### Short task
Transcribe the listing that follows in full, omitting pictures.

### Materials provided
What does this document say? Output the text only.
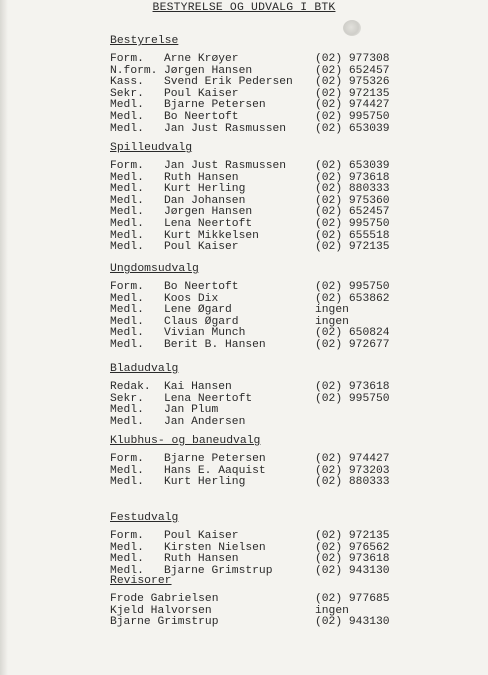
BESTYRELSE OG UDVALG I BTK
Bestyrelse
Form. Arne Krøyer	(02) 977308
N.form. Jørgen Hansen	(02) 652457
Kass. Svend Erik Pedersen (02) 975326
Sekr. Poul Kaiser	(02) 972135
Medl. Bjarne Petersen	(02) 974427
Medl. Bo Neertoft	(02) 995750
Medl. Jan Just Rasmussen	(02) 653039
Spilleudvalg
Form. Jan Just Rasmussen	(02) 653039
Medl. Ruth Hansen	(02) 973618
Medl. Kurt Herling	(02) 880333
Medl. Dan Johansen	(02) 975360
Medl. Jørgen Hansen	(02) 652457
Medl. Lena Neertoft	(02) 995750
Medl. Kurt Mikkelsen	(02) 655518
Medl. Poul Kaiser	(02) 972135
Ungdomsudvalg
Form. Bo Neertoft	(02) 995750
Medl. Koos Dix	(02) 653862
Medl. Lene Øgard	ingen
Medl. Claus Øgard	ingen
Medl. Vivian Munch	(02) 650824
Medl. Berit B. Hansen	(02) 972677
Bladudvalg
Redak. Kai Hansen	(02) 973618
Sekr. Lena Neertoft	(02) 995750
Medl. Jan Plum
Medl. Jan Andersen
Klubhus- og baneudvalg
Form. Bjarne Petersen	(02) 974427
Medl. Hans E. Aaquist	(02) 973203
Medl. Kurt Herling	(02) 880333
Festudvalg
Form. Poul Kaiser	(02) 972135
Medl. Kirsten Nielsen	(02) 976562
Medl. Ruth Hansen	(02) 973618
Medl. Bjarne Grimstrup	(02) 943130
Revisorer
Frode Gabrielsen	(02) 977685
Kjeld Halvorsen	ingen
Bjarne Grimstrup	(02) 943130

### Correct answer
What does this document say? Output the text only.
BESTYRELSE OG UDVALG I BTK
Bestyrelse
Form. Arne Krøyer	(02) 977308
N.form. Jørgen Hansen	(02) 652457
Kass. Svend Erik Pedersen (02) 975326
Sekr. Poul Kaiser	(02) 972135
Medl. Bjarne Petersen	(02) 974427
Medl. Bo Neertoft	(02) 995750
Medl. Jan Just Rasmussen	(02) 653039
Spilleudvalg
Form. Jan Just Rasmussen	(02) 653039
Medl. Ruth Hansen	(02) 973618
Medl. Kurt Herling	(02) 880333
Medl. Dan Johansen	(02) 975360
Medl. Jørgen Hansen	(02) 652457
Medl. Lena Neertoft	(02) 995750
Medl. Kurt Mikkelsen	(02) 655518
Medl. Poul Kaiser	(02) 972135
Ungdomsudvalg
Form. Bo Neertoft	(02) 995750
Medl. Koos Dix	(02) 653862
Medl. Lene Øgard	ingen
Medl. Claus Øgard	ingen
Medl. Vivian Munch	(02) 650824
Medl. Berit B. Hansen	(02) 972677
Bladudvalg
Redak. Kai Hansen	(02) 973618
Sekr. Lena Neertoft	(02) 995750
Medl. Jan Plum
Medl. Jan Andersen
Klubhus- og baneudvalg
Form. Bjarne Petersen	(02) 974427
Medl. Hans E. Aaquist	(02) 973203
Medl. Kurt Herling	(02) 880333
Festudvalg
Form. Poul Kaiser	(02) 972135
Medl. Kirsten Nielsen	(02) 976562
Medl. Ruth Hansen	(02) 973618
Medl. Bjarne Grimstrup	(02) 943130
Revisorer
Frode Gabrielsen	(02) 977685
Kjeld Halvorsen	ingen
Bjarne Grimstrup	(02) 943130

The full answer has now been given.